EXERCISE: Report only the number of lines in this material that include the string "freie".

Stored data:
....

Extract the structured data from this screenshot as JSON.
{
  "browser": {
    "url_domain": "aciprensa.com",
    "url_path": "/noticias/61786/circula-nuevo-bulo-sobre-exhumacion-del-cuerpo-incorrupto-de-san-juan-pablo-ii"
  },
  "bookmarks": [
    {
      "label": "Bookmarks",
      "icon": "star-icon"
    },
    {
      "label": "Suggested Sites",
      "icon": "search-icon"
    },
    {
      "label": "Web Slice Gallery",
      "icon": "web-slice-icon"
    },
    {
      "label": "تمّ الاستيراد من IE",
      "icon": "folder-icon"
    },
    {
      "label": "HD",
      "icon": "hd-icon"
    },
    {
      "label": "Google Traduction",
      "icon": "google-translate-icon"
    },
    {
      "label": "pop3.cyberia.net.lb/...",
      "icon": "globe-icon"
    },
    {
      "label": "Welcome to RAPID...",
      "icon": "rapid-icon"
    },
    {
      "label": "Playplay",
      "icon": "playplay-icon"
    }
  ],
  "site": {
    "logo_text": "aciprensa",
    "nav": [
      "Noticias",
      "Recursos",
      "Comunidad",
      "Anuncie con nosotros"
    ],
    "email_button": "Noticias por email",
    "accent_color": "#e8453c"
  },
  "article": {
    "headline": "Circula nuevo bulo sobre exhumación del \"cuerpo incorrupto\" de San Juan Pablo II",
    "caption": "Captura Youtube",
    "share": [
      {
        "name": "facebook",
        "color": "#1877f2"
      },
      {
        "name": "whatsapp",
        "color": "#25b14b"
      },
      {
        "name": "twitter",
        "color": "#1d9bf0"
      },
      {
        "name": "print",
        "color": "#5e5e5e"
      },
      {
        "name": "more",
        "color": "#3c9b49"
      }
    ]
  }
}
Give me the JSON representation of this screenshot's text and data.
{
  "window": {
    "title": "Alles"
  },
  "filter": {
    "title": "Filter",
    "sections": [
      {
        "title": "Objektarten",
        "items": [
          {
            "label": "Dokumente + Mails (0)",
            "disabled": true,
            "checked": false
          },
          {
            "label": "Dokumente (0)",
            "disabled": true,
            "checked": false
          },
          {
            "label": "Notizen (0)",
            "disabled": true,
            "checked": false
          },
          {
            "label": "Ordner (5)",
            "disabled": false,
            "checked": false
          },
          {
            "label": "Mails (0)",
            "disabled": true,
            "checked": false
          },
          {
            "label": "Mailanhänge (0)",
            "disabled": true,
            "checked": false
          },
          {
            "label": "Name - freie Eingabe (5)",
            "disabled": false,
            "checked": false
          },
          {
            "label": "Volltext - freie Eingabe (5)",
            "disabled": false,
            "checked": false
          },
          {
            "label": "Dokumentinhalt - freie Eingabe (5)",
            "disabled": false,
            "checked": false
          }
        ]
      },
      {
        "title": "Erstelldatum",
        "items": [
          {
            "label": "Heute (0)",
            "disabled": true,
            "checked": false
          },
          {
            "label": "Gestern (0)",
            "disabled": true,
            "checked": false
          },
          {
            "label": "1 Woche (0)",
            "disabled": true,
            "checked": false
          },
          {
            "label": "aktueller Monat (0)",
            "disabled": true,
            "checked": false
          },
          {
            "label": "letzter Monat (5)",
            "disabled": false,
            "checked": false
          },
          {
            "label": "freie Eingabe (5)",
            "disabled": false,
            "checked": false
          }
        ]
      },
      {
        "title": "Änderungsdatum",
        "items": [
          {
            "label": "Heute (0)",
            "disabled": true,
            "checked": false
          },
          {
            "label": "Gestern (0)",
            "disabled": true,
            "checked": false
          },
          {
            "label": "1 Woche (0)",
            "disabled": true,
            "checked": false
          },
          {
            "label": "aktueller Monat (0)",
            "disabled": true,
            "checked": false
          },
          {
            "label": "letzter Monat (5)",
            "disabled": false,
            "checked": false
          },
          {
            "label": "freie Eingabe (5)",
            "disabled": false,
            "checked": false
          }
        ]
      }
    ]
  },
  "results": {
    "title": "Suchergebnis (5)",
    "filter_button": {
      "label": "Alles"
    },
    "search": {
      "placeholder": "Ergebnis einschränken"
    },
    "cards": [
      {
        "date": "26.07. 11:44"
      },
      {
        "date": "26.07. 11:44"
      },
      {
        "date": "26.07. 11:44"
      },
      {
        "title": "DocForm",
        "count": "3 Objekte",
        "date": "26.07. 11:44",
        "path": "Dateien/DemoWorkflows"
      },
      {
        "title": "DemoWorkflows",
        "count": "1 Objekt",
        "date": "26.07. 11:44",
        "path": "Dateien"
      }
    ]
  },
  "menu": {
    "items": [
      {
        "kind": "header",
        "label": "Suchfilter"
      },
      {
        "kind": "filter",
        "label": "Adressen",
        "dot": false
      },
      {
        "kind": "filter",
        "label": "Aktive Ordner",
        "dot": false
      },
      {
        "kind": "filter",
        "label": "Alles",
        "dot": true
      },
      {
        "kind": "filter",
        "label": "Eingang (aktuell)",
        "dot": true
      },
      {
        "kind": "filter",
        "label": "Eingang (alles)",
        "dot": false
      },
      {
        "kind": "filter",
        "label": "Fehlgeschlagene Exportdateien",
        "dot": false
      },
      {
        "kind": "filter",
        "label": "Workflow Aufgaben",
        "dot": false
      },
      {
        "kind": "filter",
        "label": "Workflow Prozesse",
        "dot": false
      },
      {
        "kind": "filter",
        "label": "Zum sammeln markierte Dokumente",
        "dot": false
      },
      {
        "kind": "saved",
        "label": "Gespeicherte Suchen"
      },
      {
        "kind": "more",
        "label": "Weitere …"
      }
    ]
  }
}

....

SOLUTION FOR THIS TASK: 5